* [Task to complete] Transcribe all of the records precisely as they are presented.

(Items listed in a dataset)
========

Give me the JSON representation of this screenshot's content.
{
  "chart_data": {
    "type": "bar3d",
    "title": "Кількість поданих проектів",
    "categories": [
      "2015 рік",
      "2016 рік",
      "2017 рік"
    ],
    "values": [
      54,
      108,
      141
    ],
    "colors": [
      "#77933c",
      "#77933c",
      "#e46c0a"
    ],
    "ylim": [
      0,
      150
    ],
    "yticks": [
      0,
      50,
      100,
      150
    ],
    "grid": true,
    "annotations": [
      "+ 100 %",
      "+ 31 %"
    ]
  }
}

========

* [Complete output]
Give me the JSON representation of this screenshot's content.
{
  "chart_data": {
    "type": "bar3d",
    "title": "Кількість поданих проектів",
    "categories": [
      "2015 рік",
      "2016 рік",
      "2017 рік"
    ],
    "values": [
      54,
      108,
      141
    ],
    "colors": [
      "#77933c",
      "#77933c",
      "#e46c0a"
    ],
    "ylim": [
      0,
      150
    ],
    "yticks": [
      0,
      50,
      100,
      150
    ],
    "grid": true,
    "annotations": [
      "+ 100 %",
      "+ 31 %"
    ]
  }
}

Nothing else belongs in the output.